Dataset records:

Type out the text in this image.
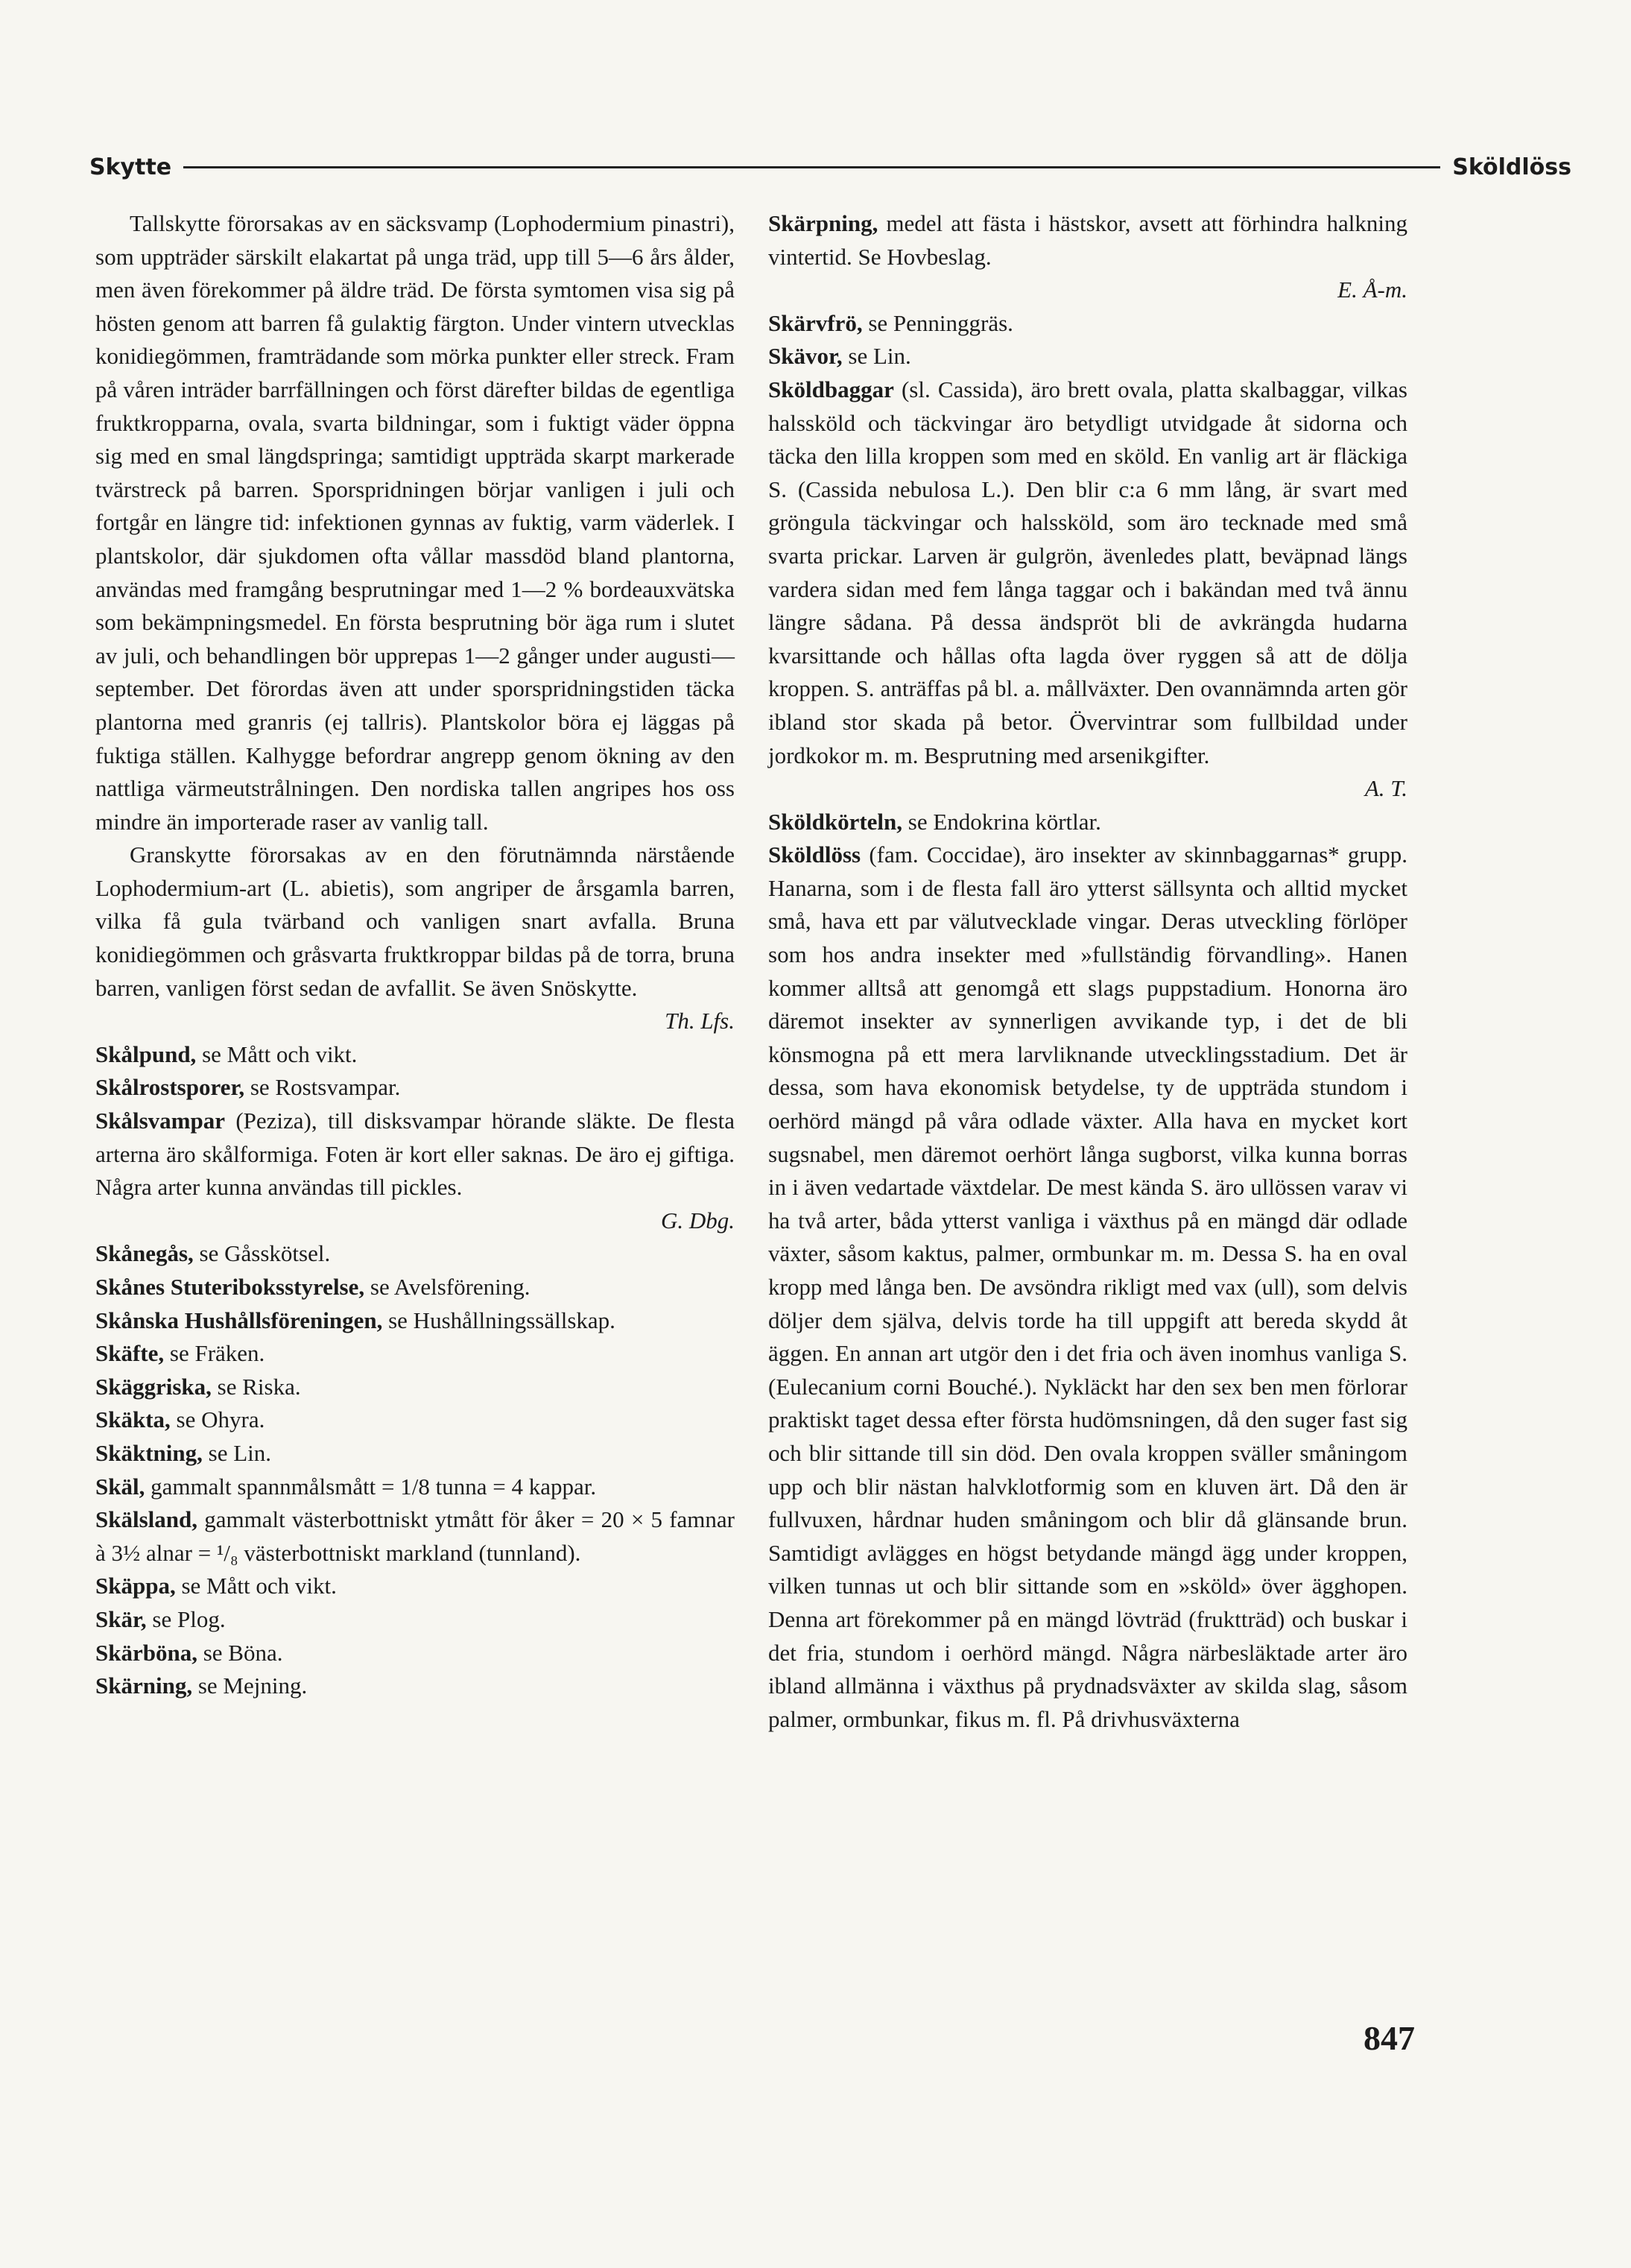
Skytte	Sköldlöss

Tallskytte förorsakas av en säcksvamp (Lophodermium pinastri), som uppträder särskilt elakartat på unga träd, upp till 5—6 års ålder, men även förekommer på äldre träd. De första symtomen visa sig på hösten genom att barren få gulaktig färgton. Under vintern utvecklas konidiegömmen, framträdande som mörka punkter eller streck. Fram på våren inträder barrfällningen och först därefter bildas de egentliga fruktkropparna, ovala, svarta bildningar, som i fuktigt väder öppna sig med en smal längdspringa; samtidigt uppträda skarpt markerade tvärstreck på barren. Sporspridningen börjar vanligen i juli och fortgår en längre tid: infektionen gynnas av fuktig, varm väderlek. I plantskolor, där sjukdomen ofta vållar massdöd bland plantorna, användas med framgång besprutningar med 1—2 % bordeauxvätska som bekämpningsmedel. En första besprutning bör äga rum i slutet av juli, och behandlingen bör upprepas 1—2 gånger under augusti—september. Det förordas även att under sporspridningstiden täcka plantorna med granris (ej tallris). Plantskolor böra ej läggas på fuktiga ställen. Kalhygge befordrar angrepp genom ökning av den nattliga värmeutstrålningen. Den nordiska tallen angripes hos oss mindre än importerade raser av vanlig tall.

Granskytte förorsakas av en den förutnämnda närstående Lophodermium-art (L. abietis), som angriper de årsgamla barren, vilka få gula tvärband och vanligen snart avfalla. Bruna konidiegömmen och gråsvarta fruktkroppar bildas på de torra, bruna barren, vanligen först sedan de avfallit. Se även Snöskytte.
Th. Lfs.

Skålpund, se Mått och vikt.

Skålrostsporer, se Rostsvampar.

Skålsvampar (Peziza), till disksvampar hörande släkte. De flesta arterna äro skålformiga. Foten är kort eller saknas. De äro ej giftiga. Några arter kunna användas till pickles.
G. Dbg.

Skånegås, se Gåsskötsel.

Skånes Stuteriboksstyrelse, se Avelsförening.

Skånska Hushållsföreningen, se Hushållningssällskap.

Skäfte, se Fräken.

Skäggriska, se Riska.

Skäkta, se Ohyra.

Skäktning, se Lin.

Skäl, gammalt spannmålsmått = 1/8 tunna = 4 kappar.

Skälsland, gammalt västerbottniskt ytmått för åker = 20 × 5 famnar à 3½ alnar = ¹/₈ västerbottniskt markland (tunnland).

Skäppa, se Mått och vikt.

Skär, se Plog.

Skärböna, se Böna.

Skärning, se Mejning.

Skärpning, medel att fästa i hästskor, avsett att förhindra halkning vintertid. Se Hovbeslag.
E. Å-m.

Skärvfrö, se Penninggräs.

Skävor, se Lin.

Sköldbaggar (sl. Cassida), äro brett ovala, platta skalbaggar, vilkas halssköld och täckvingar äro betydligt utvidgade åt sidorna och täcka den lilla kroppen som med en sköld. En vanlig art är fläckiga S. (Cassida nebulosa L.). Den blir c:a 6 mm lång, är svart med gröngula täckvingar och halssköld, som äro tecknade med små svarta prickar. Larven är gulgrön, ävenledes platt, beväpnad längs vardera sidan med fem långa taggar och i bakändan med två ännu längre sådana. På dessa ändspröt bli de avkrängda hudarna kvarsittande och hållas ofta lagda över ryggen så att de dölja kroppen. S. anträffas på bl. a. mållväxter. Den ovannämnda arten gör ibland stor skada på betor. Övervintrar som fullbildad under jordkokor m. m. Besprutning med arsenikgifter.
A. T.

Sköldkörteln, se Endokrina körtlar.

Sköldlöss (fam. Coccidae), äro insekter av skinnbaggarnas* grupp. Hanarna, som i de flesta fall äro ytterst sällsynta och alltid mycket små, hava ett par välutvecklade vingar. Deras utveckling förlöper som hos andra insekter med »fullständig förvandling». Hanen kommer alltså att genomgå ett slags puppstadium. Honorna äro däremot insekter av synnerligen avvikande typ, i det de bli könsmogna på ett mera larvliknande utvecklingsstadium. Det är dessa, som hava ekonomisk betydelse, ty de uppträda stundom i oerhörd mängd på våra odlade växter. Alla hava en mycket kort sugsnabel, men däremot oerhört långa sugborst, vilka kunna borras in i även vedartade växtdelar. De mest kända S. äro ullössen varav vi ha två arter, båda ytterst vanliga i växthus på en mängd där odlade växter, såsom kaktus, palmer, ormbunkar m. m. Dessa S. ha en oval kropp med långa ben. De avsöndra rikligt med vax (ull), som delvis döljer dem själva, delvis torde ha till uppgift att bereda skydd åt äggen. En annan art utgör den i det fria och även inomhus vanliga S. (Eulecanium corni Bouché.). Nykläckt har den sex ben men förlorar praktiskt taget dessa efter första hudömsningen, då den suger fast sig och blir sittande till sin död. Den ovala kroppen sväller småningom upp och blir nästan halvklotformig som en kluven ärt. Då den är fullvuxen, hårdnar huden småningom och blir då glänsande brun. Samtidigt avlägges en högst betydande mängd ägg under kroppen, vilken tunnas ut och blir sittande som en »sköld» över ägghopen. Denna art förekommer på en mängd lövträd (fruktträd) och buskar i det fria, stundom i oerhörd mängd. Några närbesläktade arter äro ibland allmänna i växthus på prydnadsväxter av skilda slag, såsom palmer, ormbunkar, fikus m. fl. På drivhusväxterna

847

What you need to do: Make a list of all lines in the data that contain "gammalt".

Written solution:
Skäl, gammalt spannmålsmått = 1/8 tunna = 4 kappar.
Skälsland, gammalt västerbottniskt ytmått för åker = 20 × 5 famnar à 3½ alnar = ¹/₈ västerbottniskt markland (tunnland).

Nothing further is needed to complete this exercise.